__INFORMATION PROVIDED__.
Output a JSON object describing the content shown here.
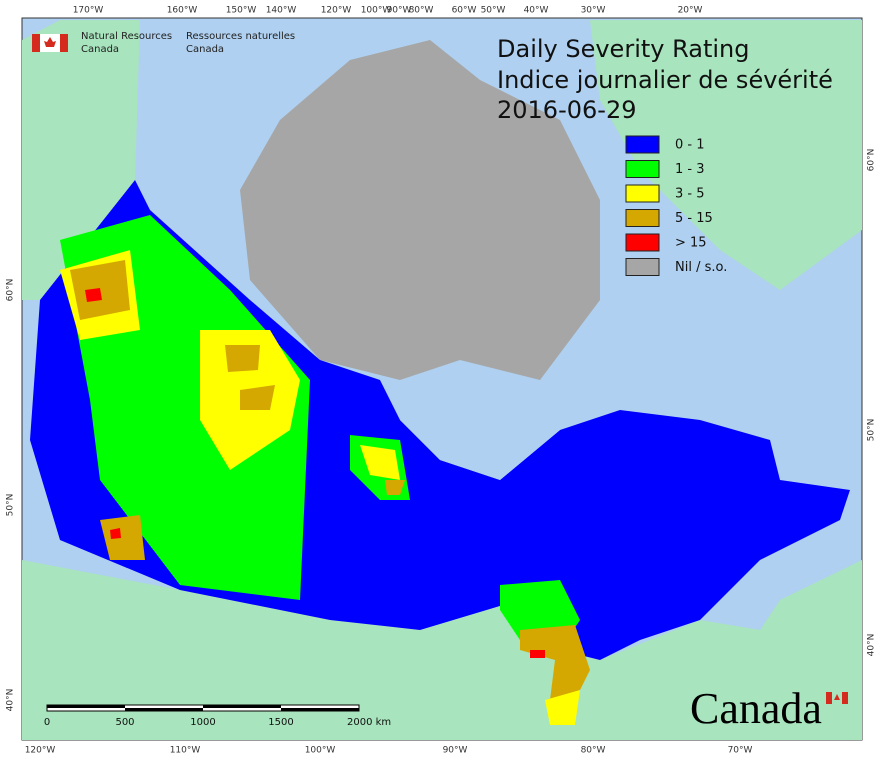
{
  "header": {
    "agency_en_1": "Natural Resources",
    "agency_en_2": "Canada",
    "agency_fr_1": "Ressources naturelles",
    "agency_fr_2": "Canada"
  },
  "title": {
    "line1": "Daily Severity Rating",
    "line2": "Indice journalier de sévérité",
    "date": "2016-06-29"
  },
  "legend": [
    {
      "label": "0 - 1",
      "color": "#0000ff"
    },
    {
      "label": "1 - 3",
      "color": "#00ff00"
    },
    {
      "label": "3 - 5",
      "color": "#ffff00"
    },
    {
      "label": "5 - 15",
      "color": "#d4a800"
    },
    {
      "label": "> 15",
      "color": "#ff0000"
    },
    {
      "label": "Nil / s.o.",
      "color": "#a6a6a6"
    }
  ],
  "graticule": {
    "top": [
      "170°W",
      "160°W",
      "150°W",
      "140°W",
      "120°W",
      "100°W",
      "90°W",
      "80°W",
      "60°W",
      "50°W",
      "40°W",
      "30°W",
      "20°W"
    ],
    "bottom": [
      "120°W",
      "110°W",
      "100°W",
      "90°W",
      "80°W",
      "70°W"
    ],
    "left": [
      "60°N",
      "50°N",
      "40°N"
    ],
    "right": [
      "60°N",
      "50°N",
      "40°N"
    ]
  },
  "scale_bar": {
    "labels": [
      "0",
      "500",
      "1000",
      "1500",
      "2000 km"
    ]
  },
  "wordmark": "Canada"
}
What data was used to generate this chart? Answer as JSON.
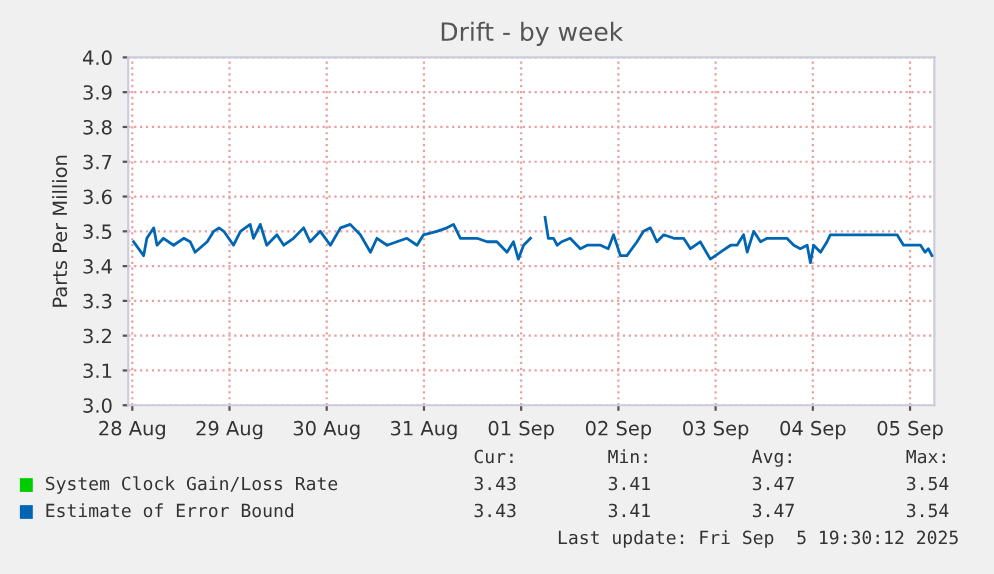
{
  "chart_data": {
    "type": "line",
    "title": "Drift - by week",
    "ylabel": "Parts Per Million",
    "x": [
      "2025-08-28T00:20",
      "2025-08-28T02:48",
      "2025-08-28T03:36",
      "2025-08-28T05:18",
      "2025-08-28T06:06",
      "2025-08-28T07:42",
      "2025-08-28T10:12",
      "2025-08-28T12:42",
      "2025-08-28T14:18",
      "2025-08-28T15:30",
      "2025-08-28T18:30",
      "2025-08-28T20:06",
      "2025-08-28T21:24",
      "2025-08-28T22:36",
      "2025-08-29T01:00",
      "2025-08-29T02:42",
      "2025-08-29T05:06",
      "2025-08-29T05:54",
      "2025-08-29T07:36",
      "2025-08-29T09:12",
      "2025-08-29T11:42",
      "2025-08-29T13:24",
      "2025-08-29T15:48",
      "2025-08-29T18:18",
      "2025-08-29T19:54",
      "2025-08-29T22:24",
      "2025-08-30T00:54",
      "2025-08-30T03:24",
      "2025-08-30T05:48",
      "2025-08-30T08:18",
      "2025-08-30T10:48",
      "2025-08-30T12:24",
      "2025-08-30T14:54",
      "2025-08-30T17:18",
      "2025-08-30T19:48",
      "2025-08-30T22:18",
      "2025-08-30T23:54",
      "2025-08-31T03:12",
      "2025-08-31T05:42",
      "2025-08-31T07:18",
      "2025-08-31T09:00",
      "2025-08-31T10:36",
      "2025-08-31T13:06",
      "2025-08-31T15:36",
      "2025-08-31T18:00",
      "2025-08-31T20:30",
      "2025-08-31T22:06",
      "2025-08-31T23:18",
      "2025-09-01T00:36",
      "2025-09-01T02:18",
      "2025-09-01T04:00",
      "2025-09-01T05:54",
      "2025-09-01T06:42",
      "2025-09-01T08:00",
      "2025-09-01T08:54",
      "2025-09-01T10:00",
      "2025-09-01T12:06",
      "2025-09-01T14:36",
      "2025-09-01T16:18",
      "2025-09-01T19:36",
      "2025-09-01T21:30",
      "2025-09-01T22:48",
      "2025-09-02T00:30",
      "2025-09-02T02:06",
      "2025-09-02T04:36",
      "2025-09-02T06:12",
      "2025-09-02T07:54",
      "2025-09-02T09:30",
      "2025-09-02T11:12",
      "2025-09-02T13:42",
      "2025-09-02T16:06",
      "2025-09-02T17:48",
      "2025-09-02T20:12",
      "2025-09-02T22:42",
      "2025-09-03T01:12",
      "2025-09-03T03:42",
      "2025-09-03T05:18",
      "2025-09-03T06:54",
      "2025-09-03T07:48",
      "2025-09-03T09:24",
      "2025-09-03T11:06",
      "2025-09-03T12:42",
      "2025-09-03T15:12",
      "2025-09-03T17:36",
      "2025-09-03T19:18",
      "2025-09-03T20:54",
      "2025-09-03T22:36",
      "2025-09-03T23:24",
      "2025-09-04T00:12",
      "2025-09-04T01:54",
      "2025-09-04T03:30",
      "2025-09-04T04:18",
      "2025-09-04T20:48",
      "2025-09-04T22:24",
      "2025-09-05T00:54",
      "2025-09-05T02:36",
      "2025-09-05T03:42",
      "2025-09-05T04:30",
      "2025-09-05T05:24"
    ],
    "series": [
      {
        "name": "System Clock Gain/Loss Rate",
        "color": "#00cc00",
        "values": [
          null,
          null,
          null,
          null,
          null,
          null,
          null,
          null,
          null,
          null,
          null,
          null,
          null,
          null,
          null,
          null,
          null,
          null,
          null,
          null,
          null,
          null,
          null,
          null,
          null,
          null,
          null,
          null,
          null,
          null,
          null,
          null,
          null,
          null,
          null,
          null,
          null,
          null,
          null,
          null,
          null,
          null,
          null,
          null,
          null,
          null,
          null,
          null,
          null,
          null,
          null,
          null,
          null,
          null,
          null,
          null,
          null,
          null,
          null,
          null,
          null,
          null,
          null,
          null,
          null,
          null,
          null,
          null,
          null,
          null,
          null,
          null,
          null,
          null,
          null,
          null,
          null,
          null,
          null,
          null,
          null,
          null,
          null,
          null,
          null,
          null,
          null,
          null,
          null,
          null,
          null,
          null,
          null,
          null,
          null,
          null,
          null,
          null,
          null
        ]
      },
      {
        "name": "Estimate of Error Bound",
        "color": "#0066b3",
        "values": [
          3.47,
          3.43,
          3.48,
          3.51,
          3.46,
          3.48,
          3.46,
          3.48,
          3.47,
          3.44,
          3.47,
          3.5,
          3.51,
          3.5,
          3.46,
          3.5,
          3.52,
          3.48,
          3.52,
          3.46,
          3.49,
          3.46,
          3.48,
          3.51,
          3.47,
          3.5,
          3.46,
          3.51,
          3.52,
          3.49,
          3.44,
          3.48,
          3.46,
          3.47,
          3.48,
          3.46,
          3.49,
          3.5,
          3.51,
          3.52,
          3.48,
          3.48,
          3.48,
          3.47,
          3.47,
          3.44,
          3.47,
          3.42,
          3.46,
          3.48,
          null,
          3.54,
          3.48,
          3.48,
          3.46,
          3.47,
          3.48,
          3.45,
          3.46,
          3.46,
          3.45,
          3.49,
          3.43,
          3.43,
          3.47,
          3.5,
          3.51,
          3.47,
          3.49,
          3.48,
          3.48,
          3.45,
          3.47,
          3.42,
          3.44,
          3.46,
          3.46,
          3.49,
          3.44,
          3.5,
          3.47,
          3.48,
          3.48,
          3.48,
          3.46,
          3.45,
          3.46,
          3.41,
          3.46,
          3.44,
          3.47,
          3.49,
          3.49,
          3.46,
          3.46,
          3.46,
          3.44,
          3.45,
          3.43
        ]
      }
    ],
    "xlim": [
      "2025-08-27T23:00",
      "2025-09-05T06:00"
    ],
    "xticks": [
      {
        "value": "2025-08-28",
        "label": "28 Aug"
      },
      {
        "value": "2025-08-29",
        "label": "29 Aug"
      },
      {
        "value": "2025-08-30",
        "label": "30 Aug"
      },
      {
        "value": "2025-08-31",
        "label": "31 Aug"
      },
      {
        "value": "2025-09-01",
        "label": "01 Sep"
      },
      {
        "value": "2025-09-02",
        "label": "02 Sep"
      },
      {
        "value": "2025-09-03",
        "label": "03 Sep"
      },
      {
        "value": "2025-09-04",
        "label": "04 Sep"
      },
      {
        "value": "2025-09-05",
        "label": "05 Sep"
      }
    ],
    "ylim": [
      3.0,
      4.0
    ],
    "yticks": [
      {
        "value": 3,
        "label": "3.0"
      },
      3.1,
      3.2,
      3.3,
      3.4,
      3.5,
      3.6,
      3.7,
      3.8,
      3.9,
      {
        "value": 4,
        "label": "4.0"
      }
    ],
    "grid": true,
    "legend": "bottom",
    "line_style": "solid",
    "marker": "none",
    "annotations": [
      "Cur:",
      "Min:",
      "Avg:",
      "Max:",
      "3.43",
      "3.41",
      "3.47",
      "3.54",
      "3.43",
      "3.41",
      "3.47",
      "3.54",
      "Last update: Fri Sep  5 19:30:12 2025"
    ]
  }
}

__TASK DETAILS__.
State the count of lines holding the string "name" in the listing above, and nothing else.

__ANSWER TO THE TASK__.
2